What you should do: Each record must be retyped in full. No character may differ.

Data for processing:
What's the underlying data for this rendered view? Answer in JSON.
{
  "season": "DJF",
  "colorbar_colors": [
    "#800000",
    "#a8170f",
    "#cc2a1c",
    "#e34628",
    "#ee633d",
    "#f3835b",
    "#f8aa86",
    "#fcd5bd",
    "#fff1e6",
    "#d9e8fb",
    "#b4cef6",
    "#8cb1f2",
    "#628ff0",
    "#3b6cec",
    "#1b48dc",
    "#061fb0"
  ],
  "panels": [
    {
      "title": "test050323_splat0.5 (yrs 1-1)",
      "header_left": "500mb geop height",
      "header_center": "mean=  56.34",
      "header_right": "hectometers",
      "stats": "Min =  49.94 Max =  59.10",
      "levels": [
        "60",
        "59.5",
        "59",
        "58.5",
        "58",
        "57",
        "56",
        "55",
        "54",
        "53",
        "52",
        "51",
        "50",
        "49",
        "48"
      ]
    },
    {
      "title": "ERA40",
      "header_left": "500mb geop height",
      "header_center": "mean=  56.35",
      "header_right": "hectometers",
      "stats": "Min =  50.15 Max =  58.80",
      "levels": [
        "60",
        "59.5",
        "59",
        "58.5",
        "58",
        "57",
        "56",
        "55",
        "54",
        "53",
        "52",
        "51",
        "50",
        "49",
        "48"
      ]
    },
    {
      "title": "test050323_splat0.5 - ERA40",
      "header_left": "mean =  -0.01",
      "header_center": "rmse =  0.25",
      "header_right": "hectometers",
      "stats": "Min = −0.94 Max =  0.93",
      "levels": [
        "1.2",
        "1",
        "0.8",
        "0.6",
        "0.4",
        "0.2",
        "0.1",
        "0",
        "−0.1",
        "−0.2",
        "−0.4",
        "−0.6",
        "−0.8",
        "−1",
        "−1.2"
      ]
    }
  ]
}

Written solution:
What's the underlying data for this rendered view? Answer in JSON.
{
  "season": "DJF",
  "colorbar_colors": [
    "#800000",
    "#a8170f",
    "#cc2a1c",
    "#e34628",
    "#ee633d",
    "#f3835b",
    "#f8aa86",
    "#fcd5bd",
    "#fff1e6",
    "#d9e8fb",
    "#b4cef6",
    "#8cb1f2",
    "#628ff0",
    "#3b6cec",
    "#1b48dc",
    "#061fb0"
  ],
  "panels": [
    {
      "title": "test050323_splat0.5 (yrs 1-1)",
      "header_left": "500mb geop height",
      "header_center": "mean=  56.34",
      "header_right": "hectometers",
      "stats": "Min =  49.94 Max =  59.10",
      "levels": [
        "60",
        "59.5",
        "59",
        "58.5",
        "58",
        "57",
        "56",
        "55",
        "54",
        "53",
        "52",
        "51",
        "50",
        "49",
        "48"
      ]
    },
    {
      "title": "ERA40",
      "header_left": "500mb geop height",
      "header_center": "mean=  56.35",
      "header_right": "hectometers",
      "stats": "Min =  50.15 Max =  58.80",
      "levels": [
        "60",
        "59.5",
        "59",
        "58.5",
        "58",
        "57",
        "56",
        "55",
        "54",
        "53",
        "52",
        "51",
        "50",
        "49",
        "48"
      ]
    },
    {
      "title": "test050323_splat0.5 - ERA40",
      "header_left": "mean =  -0.01",
      "header_center": "rmse =  0.25",
      "header_right": "hectometers",
      "stats": "Min = −0.94 Max =  0.93",
      "levels": [
        "1.2",
        "1",
        "0.8",
        "0.6",
        "0.4",
        "0.2",
        "0.1",
        "0",
        "−0.1",
        "−0.2",
        "−0.4",
        "−0.6",
        "−0.8",
        "−1",
        "−1.2"
      ]
    }
  ]
}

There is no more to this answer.